» TASK OBJECTIVE
Pull out every line below that contains the word "this".

::::::::

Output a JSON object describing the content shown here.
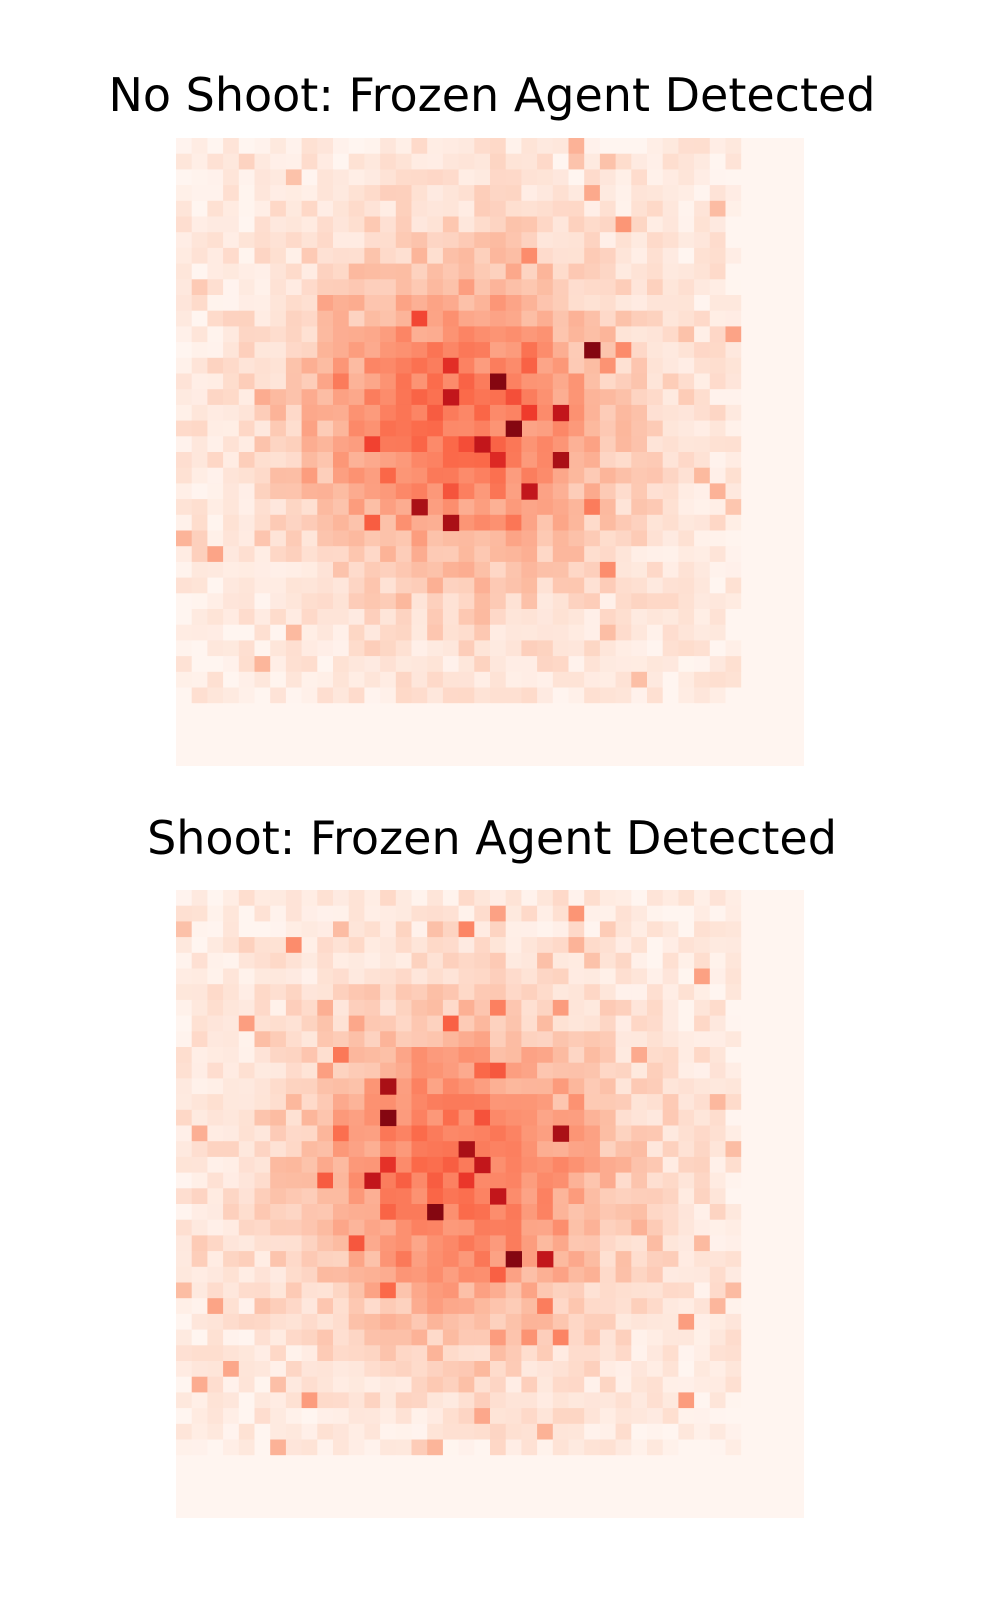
{
  "chart_data": [
    {
      "type": "heatmap",
      "title": "No Shoot: Frozen Agent Detected",
      "grid": false,
      "axes_visible": false,
      "colormap": "Reds",
      "grid_rows": 40,
      "grid_cols": 40,
      "active_rows": 36,
      "active_cols": 36,
      "hotspot_cells": [
        [
          16,
          17
        ],
        [
          24,
          17
        ],
        [
          13,
          26
        ],
        [
          19,
          19
        ],
        [
          20,
          24
        ],
        [
          18,
          21
        ],
        [
          22,
          22
        ],
        [
          23,
          15
        ],
        [
          15,
          20
        ],
        [
          17,
          24
        ]
      ],
      "seed": 1
    },
    {
      "type": "heatmap",
      "title": "Shoot: Frozen Agent Detected",
      "grid": false,
      "axes_visible": false,
      "colormap": "Reds",
      "grid_rows": 40,
      "grid_cols": 40,
      "active_rows": 36,
      "active_cols": 36,
      "hotspot_cells": [
        [
          17,
          19
        ],
        [
          12,
          13
        ],
        [
          14,
          13
        ],
        [
          19,
          20
        ],
        [
          15,
          24
        ],
        [
          23,
          21
        ],
        [
          23,
          23
        ],
        [
          16,
          18
        ],
        [
          20,
          16
        ],
        [
          18,
          12
        ]
      ],
      "seed": 7
    }
  ]
}
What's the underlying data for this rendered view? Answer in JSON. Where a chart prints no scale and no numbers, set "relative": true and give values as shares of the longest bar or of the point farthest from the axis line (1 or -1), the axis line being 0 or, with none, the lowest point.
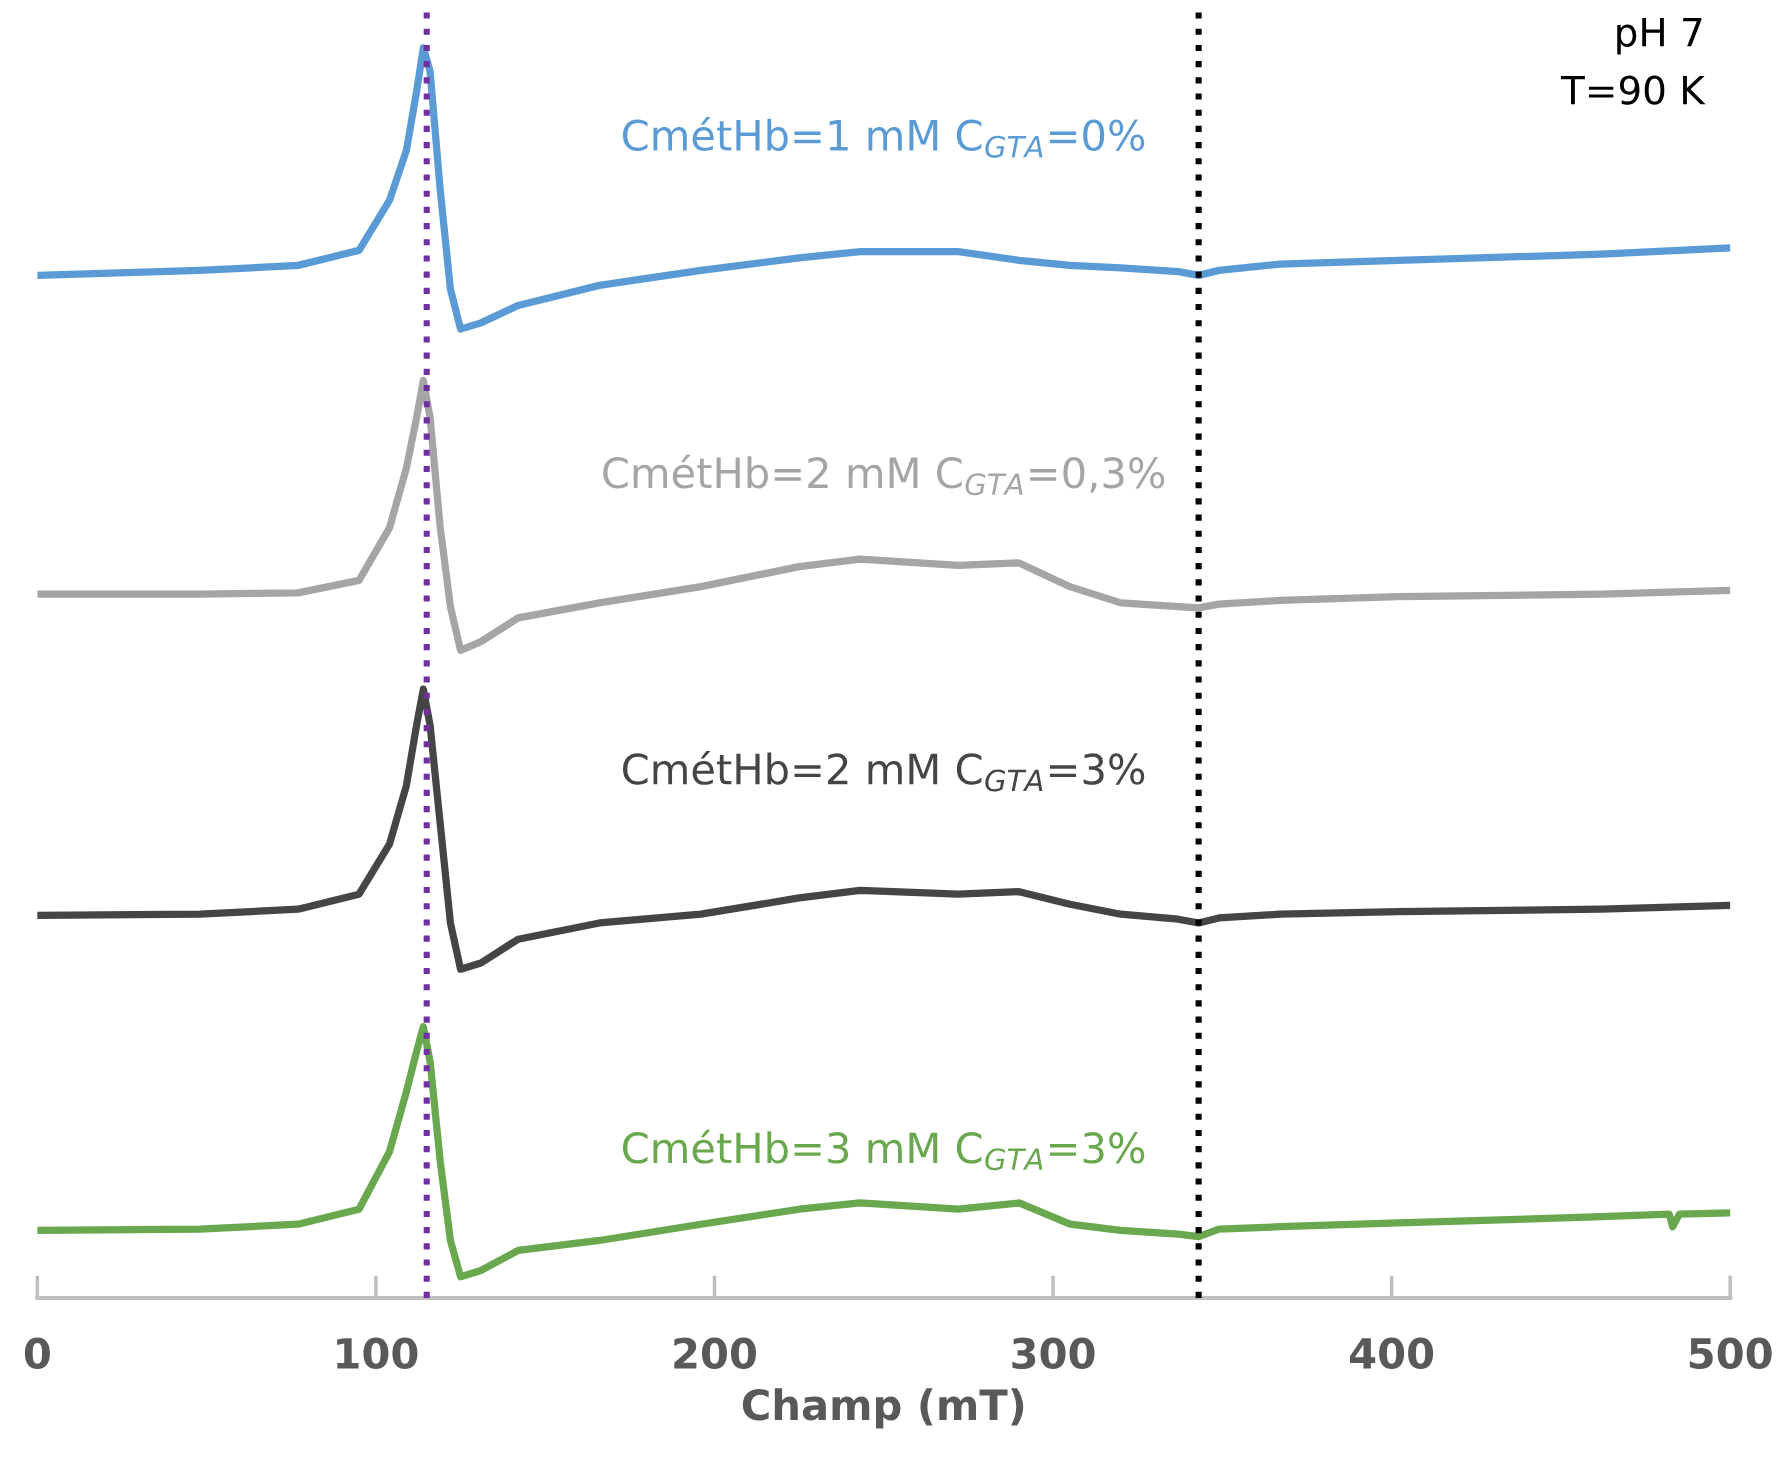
{
  "chart_data": {
    "type": "line",
    "relative": true,
    "xlabel": "Champ (mT)",
    "x": [
      0,
      48,
      77,
      95,
      104,
      109,
      112,
      114,
      116,
      119,
      122,
      125,
      131,
      142,
      166,
      196,
      225,
      243,
      272,
      290,
      305,
      320,
      337,
      343,
      349,
      367,
      402,
      462,
      500
    ],
    "xlim": [
      0,
      500
    ],
    "xticks": [
      0,
      100,
      200,
      300,
      400,
      500
    ],
    "tick_labels": "x",
    "grid": false,
    "legend": false,
    "line_style": "solid",
    "marker": "none",
    "series": [
      {
        "name": "CmétHb=1 mM C$_{GTA}$=0%",
        "color": "#5b9bd5",
        "values": [
          0.818,
          0.822,
          0.826,
          0.838,
          0.878,
          0.918,
          0.965,
          1.0,
          0.981,
          0.886,
          0.807,
          0.775,
          0.78,
          0.794,
          0.81,
          0.822,
          0.832,
          0.837,
          0.837,
          0.83,
          0.826,
          0.824,
          0.821,
          0.818,
          0.822,
          0.827,
          0.83,
          0.835,
          0.84
        ]
      },
      {
        "name": "CmétHb=2 mM C$_{GTA}$=0,3%",
        "color": "#a5a5a5",
        "values": [
          0.563,
          0.563,
          0.564,
          0.574,
          0.616,
          0.664,
          0.704,
          0.734,
          0.704,
          0.616,
          0.553,
          0.518,
          0.525,
          0.544,
          0.556,
          0.569,
          0.585,
          0.591,
          0.586,
          0.588,
          0.569,
          0.556,
          0.553,
          0.552,
          0.555,
          0.558,
          0.561,
          0.563,
          0.566
        ]
      },
      {
        "name": "CmétHb=2 mM C$_{GTA}$=3%",
        "color": "#454545",
        "values": [
          0.306,
          0.307,
          0.311,
          0.323,
          0.363,
          0.41,
          0.458,
          0.487,
          0.458,
          0.379,
          0.3,
          0.263,
          0.268,
          0.287,
          0.3,
          0.307,
          0.32,
          0.326,
          0.323,
          0.325,
          0.315,
          0.307,
          0.303,
          0.3,
          0.304,
          0.307,
          0.309,
          0.311,
          0.314
        ]
      },
      {
        "name": "CmétHb=3 mM C$_{GTA}$=3%",
        "color": "#6aa84f",
        "x": [
          0,
          48,
          77,
          95,
          104,
          109,
          112,
          114,
          116,
          119,
          122,
          125,
          131,
          142,
          166,
          196,
          225,
          243,
          272,
          290,
          305,
          320,
          337,
          343,
          349,
          367,
          402,
          462,
          482,
          483,
          485,
          500
        ],
        "values": [
          0.054,
          0.055,
          0.059,
          0.071,
          0.117,
          0.165,
          0.197,
          0.217,
          0.189,
          0.109,
          0.046,
          0.017,
          0.022,
          0.038,
          0.046,
          0.059,
          0.071,
          0.076,
          0.071,
          0.076,
          0.059,
          0.054,
          0.051,
          0.049,
          0.055,
          0.057,
          0.06,
          0.065,
          0.067,
          0.057,
          0.067,
          0.068
        ]
      }
    ],
    "ref_lines": [
      {
        "axis": "x",
        "value": 115,
        "color": "#7030a0",
        "line_style": "dotted"
      },
      {
        "axis": "x",
        "value": 343,
        "color": "#000000",
        "line_style": "dotted"
      }
    ],
    "annotations": [
      "pH 7",
      "T=90 K"
    ]
  }
}
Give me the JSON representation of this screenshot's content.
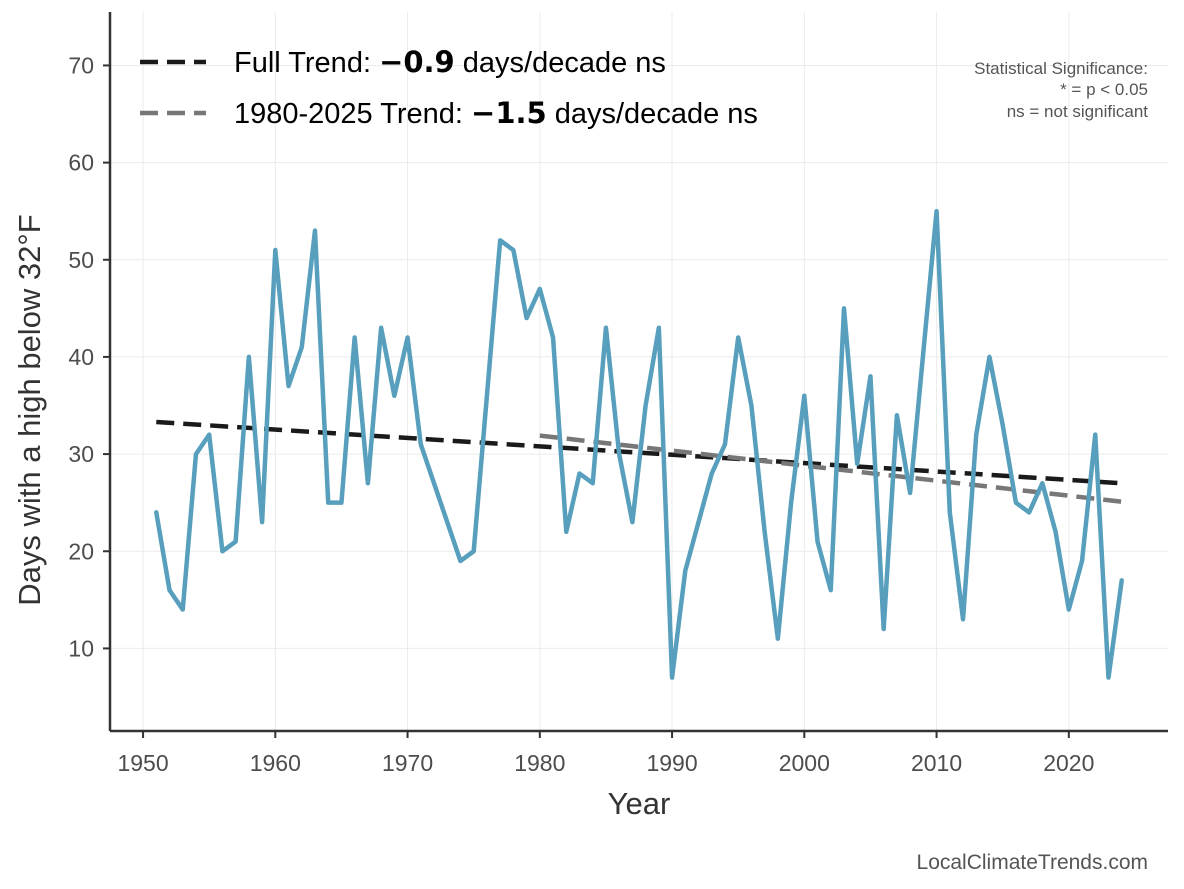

::::::::

» ANSWER BELOW
What's the underlying data for this rendered view? Answer in JSON. Where a chart prints no scale and no numbers, set "relative": true and give values as shares of the longest bar or of the point farthest from the axis line (1 or -1), the axis line being 0 or, with none, the lowest point.
Give me the JSON representation of this screenshot's content.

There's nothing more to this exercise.